Exercise instructions
From the entries that follow, list every line in which the string "водоотведения" appears.
══ Records
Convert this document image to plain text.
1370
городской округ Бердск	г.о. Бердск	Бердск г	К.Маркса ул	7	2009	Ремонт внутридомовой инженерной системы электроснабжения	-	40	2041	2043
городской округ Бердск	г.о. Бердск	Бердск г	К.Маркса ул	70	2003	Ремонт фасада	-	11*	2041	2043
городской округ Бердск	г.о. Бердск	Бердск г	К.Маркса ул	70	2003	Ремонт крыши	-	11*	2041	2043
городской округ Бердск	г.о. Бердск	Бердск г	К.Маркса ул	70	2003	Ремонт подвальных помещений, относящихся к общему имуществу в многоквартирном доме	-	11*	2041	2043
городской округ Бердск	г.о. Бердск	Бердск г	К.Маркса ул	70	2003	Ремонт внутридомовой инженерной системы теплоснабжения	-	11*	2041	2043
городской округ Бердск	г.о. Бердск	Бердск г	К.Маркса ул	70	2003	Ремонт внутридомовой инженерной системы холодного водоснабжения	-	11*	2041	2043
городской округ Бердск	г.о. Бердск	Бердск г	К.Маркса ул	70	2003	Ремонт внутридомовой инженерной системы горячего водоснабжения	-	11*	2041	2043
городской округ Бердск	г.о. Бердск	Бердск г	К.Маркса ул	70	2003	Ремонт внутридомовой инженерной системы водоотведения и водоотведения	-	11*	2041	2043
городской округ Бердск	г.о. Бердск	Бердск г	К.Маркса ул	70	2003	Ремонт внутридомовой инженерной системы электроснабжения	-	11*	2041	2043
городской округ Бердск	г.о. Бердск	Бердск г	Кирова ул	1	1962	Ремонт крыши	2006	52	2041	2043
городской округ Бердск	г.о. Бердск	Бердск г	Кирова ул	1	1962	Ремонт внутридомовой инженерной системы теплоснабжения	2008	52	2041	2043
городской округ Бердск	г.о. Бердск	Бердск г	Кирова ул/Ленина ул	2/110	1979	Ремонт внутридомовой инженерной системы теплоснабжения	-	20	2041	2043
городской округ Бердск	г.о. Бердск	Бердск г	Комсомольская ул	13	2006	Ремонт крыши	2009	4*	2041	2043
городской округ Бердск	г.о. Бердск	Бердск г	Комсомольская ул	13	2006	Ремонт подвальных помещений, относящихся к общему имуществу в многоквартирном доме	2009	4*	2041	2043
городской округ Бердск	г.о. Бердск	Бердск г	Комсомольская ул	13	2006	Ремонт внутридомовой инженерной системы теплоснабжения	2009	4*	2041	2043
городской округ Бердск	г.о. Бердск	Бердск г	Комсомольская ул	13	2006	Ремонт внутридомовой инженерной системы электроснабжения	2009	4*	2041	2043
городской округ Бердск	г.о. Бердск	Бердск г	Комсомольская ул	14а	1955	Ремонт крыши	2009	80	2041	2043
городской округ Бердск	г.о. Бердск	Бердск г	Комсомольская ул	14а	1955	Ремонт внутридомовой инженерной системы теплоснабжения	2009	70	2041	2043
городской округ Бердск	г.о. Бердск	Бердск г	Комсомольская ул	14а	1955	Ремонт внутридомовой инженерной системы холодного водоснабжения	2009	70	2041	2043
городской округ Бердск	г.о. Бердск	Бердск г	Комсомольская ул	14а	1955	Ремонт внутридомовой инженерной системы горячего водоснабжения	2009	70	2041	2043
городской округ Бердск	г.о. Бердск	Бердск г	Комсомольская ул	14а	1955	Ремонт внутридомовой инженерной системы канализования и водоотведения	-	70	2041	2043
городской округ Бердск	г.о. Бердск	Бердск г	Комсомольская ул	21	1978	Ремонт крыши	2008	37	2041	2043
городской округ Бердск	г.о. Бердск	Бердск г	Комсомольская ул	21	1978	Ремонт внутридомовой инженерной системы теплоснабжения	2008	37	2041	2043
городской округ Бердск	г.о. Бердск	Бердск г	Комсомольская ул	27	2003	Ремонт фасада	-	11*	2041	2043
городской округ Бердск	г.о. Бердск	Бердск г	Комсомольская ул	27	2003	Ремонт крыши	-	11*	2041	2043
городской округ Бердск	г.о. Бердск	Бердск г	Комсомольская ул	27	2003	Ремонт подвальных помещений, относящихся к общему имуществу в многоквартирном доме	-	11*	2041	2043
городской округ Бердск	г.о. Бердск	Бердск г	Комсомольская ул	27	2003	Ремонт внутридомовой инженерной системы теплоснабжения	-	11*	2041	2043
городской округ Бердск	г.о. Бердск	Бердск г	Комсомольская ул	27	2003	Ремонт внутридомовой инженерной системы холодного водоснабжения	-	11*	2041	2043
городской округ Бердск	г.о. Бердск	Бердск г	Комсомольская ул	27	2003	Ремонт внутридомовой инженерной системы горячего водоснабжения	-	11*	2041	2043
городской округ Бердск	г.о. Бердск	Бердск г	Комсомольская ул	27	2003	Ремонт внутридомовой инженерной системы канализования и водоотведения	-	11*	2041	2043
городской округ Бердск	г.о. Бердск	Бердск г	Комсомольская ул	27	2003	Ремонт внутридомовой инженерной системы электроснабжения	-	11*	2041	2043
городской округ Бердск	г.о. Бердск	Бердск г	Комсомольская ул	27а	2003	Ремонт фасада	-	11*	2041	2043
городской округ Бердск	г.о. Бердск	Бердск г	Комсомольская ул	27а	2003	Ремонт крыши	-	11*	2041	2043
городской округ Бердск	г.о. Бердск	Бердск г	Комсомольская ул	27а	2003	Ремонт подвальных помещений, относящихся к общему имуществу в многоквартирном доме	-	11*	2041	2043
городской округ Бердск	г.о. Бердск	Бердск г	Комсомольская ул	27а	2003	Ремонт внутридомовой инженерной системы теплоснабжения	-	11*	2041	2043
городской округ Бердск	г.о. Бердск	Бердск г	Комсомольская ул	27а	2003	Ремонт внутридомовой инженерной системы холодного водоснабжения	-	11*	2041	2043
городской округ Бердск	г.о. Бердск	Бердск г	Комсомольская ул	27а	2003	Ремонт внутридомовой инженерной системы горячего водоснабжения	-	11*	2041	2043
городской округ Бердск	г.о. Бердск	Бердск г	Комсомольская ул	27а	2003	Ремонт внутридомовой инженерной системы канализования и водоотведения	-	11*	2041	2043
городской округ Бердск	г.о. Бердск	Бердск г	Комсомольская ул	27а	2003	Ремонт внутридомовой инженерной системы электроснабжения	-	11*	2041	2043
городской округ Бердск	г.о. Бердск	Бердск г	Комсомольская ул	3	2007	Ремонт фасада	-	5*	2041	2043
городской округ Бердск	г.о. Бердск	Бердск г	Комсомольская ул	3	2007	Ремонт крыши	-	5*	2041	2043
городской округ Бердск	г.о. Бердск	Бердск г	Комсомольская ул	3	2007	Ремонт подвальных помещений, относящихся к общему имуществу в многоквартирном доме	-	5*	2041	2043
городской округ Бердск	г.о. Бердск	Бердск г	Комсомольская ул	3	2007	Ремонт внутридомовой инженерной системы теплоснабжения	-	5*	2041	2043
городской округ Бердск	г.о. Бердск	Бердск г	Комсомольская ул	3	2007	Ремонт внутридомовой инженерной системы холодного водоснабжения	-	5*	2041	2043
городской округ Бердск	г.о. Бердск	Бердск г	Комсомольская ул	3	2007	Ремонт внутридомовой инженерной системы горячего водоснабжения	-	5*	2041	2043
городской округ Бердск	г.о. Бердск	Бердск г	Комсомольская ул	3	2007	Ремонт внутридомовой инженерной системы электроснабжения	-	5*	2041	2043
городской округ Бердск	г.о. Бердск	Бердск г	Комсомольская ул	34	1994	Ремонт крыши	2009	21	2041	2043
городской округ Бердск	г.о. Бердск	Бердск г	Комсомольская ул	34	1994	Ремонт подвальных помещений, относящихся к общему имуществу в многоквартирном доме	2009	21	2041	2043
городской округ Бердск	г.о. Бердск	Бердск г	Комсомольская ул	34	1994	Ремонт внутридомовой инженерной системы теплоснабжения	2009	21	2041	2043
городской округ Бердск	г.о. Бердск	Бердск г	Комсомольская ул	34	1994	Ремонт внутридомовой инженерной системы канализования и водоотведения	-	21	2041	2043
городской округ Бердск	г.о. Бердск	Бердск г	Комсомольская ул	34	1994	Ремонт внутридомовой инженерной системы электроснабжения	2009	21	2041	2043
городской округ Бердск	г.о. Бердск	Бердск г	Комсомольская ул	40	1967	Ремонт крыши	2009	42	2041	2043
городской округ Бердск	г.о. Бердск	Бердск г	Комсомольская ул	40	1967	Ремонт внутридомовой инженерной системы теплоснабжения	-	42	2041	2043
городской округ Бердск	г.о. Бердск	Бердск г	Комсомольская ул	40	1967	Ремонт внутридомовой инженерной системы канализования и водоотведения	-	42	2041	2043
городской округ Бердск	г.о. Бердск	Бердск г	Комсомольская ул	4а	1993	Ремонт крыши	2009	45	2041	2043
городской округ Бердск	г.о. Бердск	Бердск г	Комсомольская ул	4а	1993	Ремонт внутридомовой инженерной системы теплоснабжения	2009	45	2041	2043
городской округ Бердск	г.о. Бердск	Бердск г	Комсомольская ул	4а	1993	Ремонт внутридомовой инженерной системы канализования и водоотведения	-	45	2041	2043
════
══ Records
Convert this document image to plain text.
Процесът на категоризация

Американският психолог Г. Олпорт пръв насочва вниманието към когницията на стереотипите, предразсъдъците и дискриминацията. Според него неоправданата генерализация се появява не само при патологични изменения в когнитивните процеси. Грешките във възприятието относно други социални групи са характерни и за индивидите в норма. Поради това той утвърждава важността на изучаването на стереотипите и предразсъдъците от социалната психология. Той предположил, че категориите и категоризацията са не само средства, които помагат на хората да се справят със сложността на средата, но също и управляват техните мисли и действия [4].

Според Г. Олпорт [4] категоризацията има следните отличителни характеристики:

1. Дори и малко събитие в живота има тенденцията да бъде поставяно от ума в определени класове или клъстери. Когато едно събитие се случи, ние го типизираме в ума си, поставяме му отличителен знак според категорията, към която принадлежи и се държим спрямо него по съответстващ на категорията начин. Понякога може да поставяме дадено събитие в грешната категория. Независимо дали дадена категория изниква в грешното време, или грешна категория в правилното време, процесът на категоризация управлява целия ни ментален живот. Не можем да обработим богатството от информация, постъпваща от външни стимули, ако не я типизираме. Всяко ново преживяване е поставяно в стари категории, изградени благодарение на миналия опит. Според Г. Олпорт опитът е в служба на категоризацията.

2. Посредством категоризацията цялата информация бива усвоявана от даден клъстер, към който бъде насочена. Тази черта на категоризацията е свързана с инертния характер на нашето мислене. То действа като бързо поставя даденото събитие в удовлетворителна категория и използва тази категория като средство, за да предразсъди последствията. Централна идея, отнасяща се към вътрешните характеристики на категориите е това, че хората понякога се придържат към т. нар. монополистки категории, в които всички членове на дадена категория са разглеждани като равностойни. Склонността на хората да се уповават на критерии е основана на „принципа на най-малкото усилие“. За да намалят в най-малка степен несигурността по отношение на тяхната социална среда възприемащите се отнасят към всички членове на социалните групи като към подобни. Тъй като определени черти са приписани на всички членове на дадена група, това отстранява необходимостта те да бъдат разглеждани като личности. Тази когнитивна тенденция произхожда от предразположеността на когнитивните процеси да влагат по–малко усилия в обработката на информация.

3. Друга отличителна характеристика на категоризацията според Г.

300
════
Finished task
городской округ Бердск	г.о. Бердск	Бердск г	К.Маркса ул	70	2003	Ремонт внутридомовой инженерной системы водоотведения и водоотведения	-	11*	2041	2043
городской округ Бердск	г.о. Бердск	Бердск г	Комсомольская ул	14а	1955	Ремонт внутридомовой инженерной системы канализования и водоотведения	-	70	2041	2043
городской округ Бердск	г.о. Бердск	Бердск г	Комсомольская ул	27	2003	Ремонт внутридомовой инженерной системы канализования и водоотведения	-	11*	2041	2043
городской округ Бердск	г.о. Бердск	Бердск г	Комсомольская ул	27а	2003	Ремонт внутридомовой инженерной системы канализования и водоотведения	-	11*	2041	2043
городской округ Бердск	г.о. Бердск	Бердск г	Комсомольская ул	34	1994	Ремонт внутридомовой инженерной системы канализования и водоотведения	-	21	2041	2043
городской округ Бердск	г.о. Бердск	Бердск г	Комсомольская ул	40	1967	Ремонт внутридомовой инженерной системы канализования и водоотведения	-	42	2041	2043
городской округ Бердск	г.о. Бердск	Бердск г	Комсомольская ул	4а	1993	Ремонт внутридомовой инженерной системы канализования и водоотведения	-	45	2041	2043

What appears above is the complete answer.